- _Set problem_: Extract every line that includes the string "gradient".

[Extracted data entries]
[start]

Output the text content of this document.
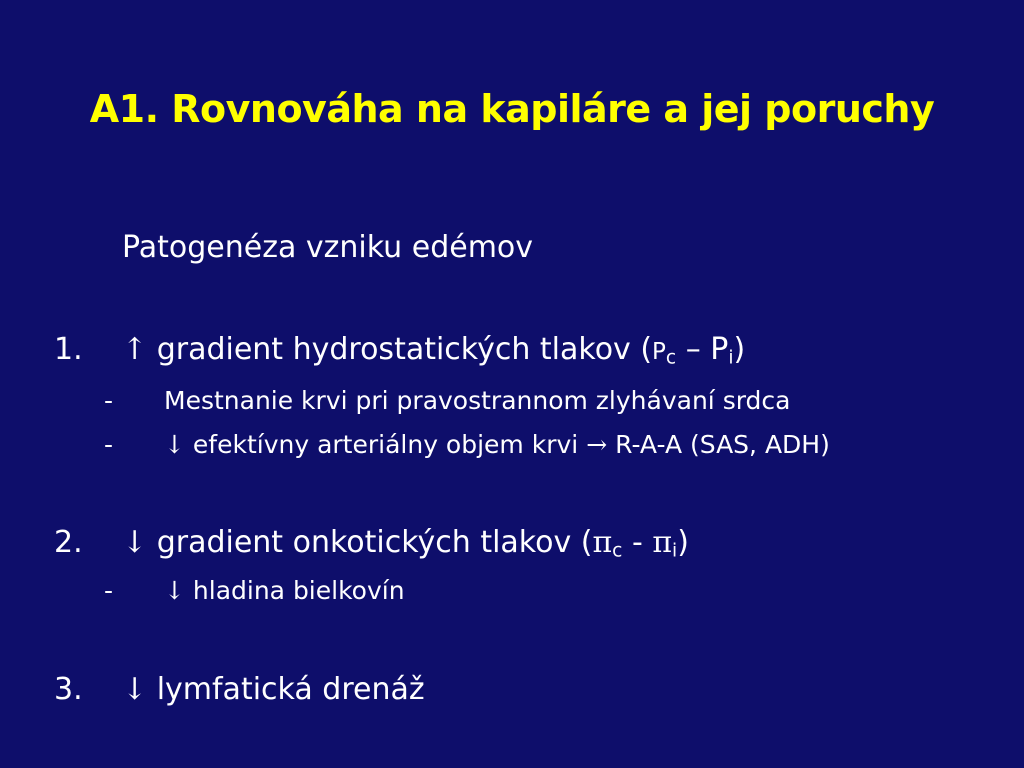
A1. Rovnováha na kapiláre a jej poruchy
Patogenéza vzniku edémov
1. ↑ gradient hydrostatických tlakov $(P_c - P_i)$
- Mestnanie krvi pri pravostrannom zlyhávaní srdca
- ↓ efektívny arteriálny objem krvi → R-A-A (SAS, ADH)
2. ↓ gradient onkotických tlakov $(\pi_c - \pi_i)$
- ↓ hladina bielkovín
3. ↓ lymfatická drenáž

[end]

- _The completed task_:
1. ↑ gradient hydrostatických tlakov $(P_c - P_i)$
2. ↓ gradient onkotických tlakov $(\pi_c - \pi_i)$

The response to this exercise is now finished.